▸ SOURCE TEXT:
Wednesday, April 30, 2014

Sailing in Cuba

 I'm sure some of you have been expecting this blog for a while, so sorry for its delay. Though Cuba is many things, the land of super fast wifi connection it is not. You may snigger to hear that we are more than five weeks behind in our Radio 4 soap 'the Archers' but on a more serious note we don't really know what's happening in the world given that no independent news is available.  More on communication later...

We spent a month is Cuba.  Not nearly long enough to do it justice.  But certainly long enough to get a good taste of what it has to offer, and also dispel the concerns we had of visiting by boat.

 We arrived in Cienfuegos.  This was a great city that we both took an immediate liking to.   We were able to walk the 20 minutes into town or catch the bus that cost 1 peso national; about 3 pence or 4 cents and easily stock up with all that we needed cheaply at the agromercardo.   The city (large town) had a lovely relaxed and good humoured feel to it, it was relatively quiet and laid back.  

One thing that exemplifies this is the way you may sit in any bar or evening meeting place and whether you buy anything or not you are made to feel welcome.  People hang out in many places along the water edge where you can catch a breeze, you may buy a beer or a bottle of rum in most such places (always for the same price as any shop) or not, no-one's bothered.  If you have a bottle of rum and are sitting at a table it's perfectly acceptable to ask for a glass of ice, the same at an outside kiosk.  We took to joining this custom quickly.  Whatever you had with you to enjoy, no-one was bothered where it came from, the goal of the establishment was not to make money for itself but to provide a service.  

Having said that, due to Cuba's historic problems of 'the special period' where it found itself very suddenly low on trading partners and with a corresponding deficit in it's self sufficiency; there exists a dual economy in Cuba.  The hardship of the 'special period' necessitated extreme action on the part of the rulers, where they suddenly found a place for money making, in the form of tourism.  Tourism did help them out of the 'special period' and continues to support Cuba's economy in no small way.  

In order to make money from tourism and to be able to buy commodities abroad, Cuba invented a second currency.  The CUC is an arbitary currency which is pegged to the American dollar.  The Cuban National Peso remains as the currency for the normal Cuban; most wages are paid in NPs and basic supplies are bought in this.  Over the years the CUC has spread out from the tourist hotels and restaurants by the proliferation of 'dollar shops' where less essential and imported goods can be bought by Cubans and tourists alike.  As the exchange rate is 1 CUC (a dollar) to around 24 National Pesos the difference in prices for similar items can make the eyes water.  A meal in a local place may be around 7-10 Peso Nacionals whereas a CUC restaurant may charge about the same in dollars (CUCs).... that's 24 times the price for what appeared to often be equally mediocre or even less good food.  There are certain things such as transport that are dictated a foreigner must pay in CUCs a different fee although the local buses don't stick to this and many truck drivers offering lifts continue to be offended by an offer of money 'this is socialismo'.  The result is that you can do things super cheap in Cuba if you stick to the normal local stuff.  However, occasionally you'll run in to trouble when someone clocks your skin tone, accent or 'foreign' demeanor and decides to charge you a different price in a different currency, sometimes quite unpredictably.  It's difficult to argue when you've already eaten and sure, everyone knows you could afford it if you had to....  This creates an apartheid which we agree does the Revolutions' admirable goals no favours.

▸ PROVIDED RECORDS:
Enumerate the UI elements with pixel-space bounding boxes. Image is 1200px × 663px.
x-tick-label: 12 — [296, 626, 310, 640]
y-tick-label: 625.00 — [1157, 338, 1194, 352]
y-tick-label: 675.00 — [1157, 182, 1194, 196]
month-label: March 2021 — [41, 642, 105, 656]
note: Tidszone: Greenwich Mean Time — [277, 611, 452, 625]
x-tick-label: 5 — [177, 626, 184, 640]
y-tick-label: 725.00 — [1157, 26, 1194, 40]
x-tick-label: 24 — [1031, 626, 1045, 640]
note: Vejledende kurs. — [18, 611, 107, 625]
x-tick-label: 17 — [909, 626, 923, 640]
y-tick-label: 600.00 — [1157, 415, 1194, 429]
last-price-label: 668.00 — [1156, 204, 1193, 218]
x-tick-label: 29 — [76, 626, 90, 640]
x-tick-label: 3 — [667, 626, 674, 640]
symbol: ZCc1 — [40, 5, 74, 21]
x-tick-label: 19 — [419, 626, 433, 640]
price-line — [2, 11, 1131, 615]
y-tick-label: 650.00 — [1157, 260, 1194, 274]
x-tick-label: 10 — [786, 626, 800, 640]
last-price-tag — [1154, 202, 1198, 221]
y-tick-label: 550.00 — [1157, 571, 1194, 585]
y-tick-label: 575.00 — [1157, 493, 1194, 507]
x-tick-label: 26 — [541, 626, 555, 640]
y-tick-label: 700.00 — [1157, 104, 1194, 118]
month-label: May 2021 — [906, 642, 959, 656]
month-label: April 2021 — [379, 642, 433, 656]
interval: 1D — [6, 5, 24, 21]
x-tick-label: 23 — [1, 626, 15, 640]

▸ REQUIREMENT 1:
In the blog post about sailing in Cuba, how much did the bus into Cienfuegos cost?
▸ REQUIREMENT 2:
Keep writing the blog post about sailing in Cuba, picking up right after its last sentence.

▸ RESULT 1:
One national peso, which is about 3 pence or 4 cents.

▸ RESULT 2:
There was very little traffic in Cienfuegos except a little on the outskirts; all the easier to enjoy some great architecture in varied condition; both splendour and dilapidation.













Our intended cruising ground was to be the Jardines de la Reina; eventually we managed to drag ourselves away from Cienfuegos and sailed to Cassilda. From there we trundled up to the town of Trinidad in one of the many old American cars that still populate the roads along with horse and cart and of course the ever popular push bike. 

 Established in the 16th Century Trinidad is an UNESCO world heritage site and as such the oldest parts remain cobbled and traffic free. Just a few blocks south of where the other tourists were photographing old colonial churches and mansions we were pottering amongst the streets of homes and soaking up the ambiance of a different way of living. Song birds in cages delineate almost instead of house names or numbers suspended over the doors prized for their singing, trained and traded. Many homes were simple in the extreme, though the people spring out looking modern, comfortable and light hearted.











From there we sailed into the Jardines de la Reina. We spent just over a week amongst the cays. As these are not inhabited by Cubans there are no guarda fronteras there, so one is really left alone to explore and enjoy. Our overriding concern began to develop that the wind was almost always from the SE and battling into it was chewing up a lot of our time. With intentions to explore beyond Santiago then returning to clear out, we did a big jump outside the reef to Cabo Cruz.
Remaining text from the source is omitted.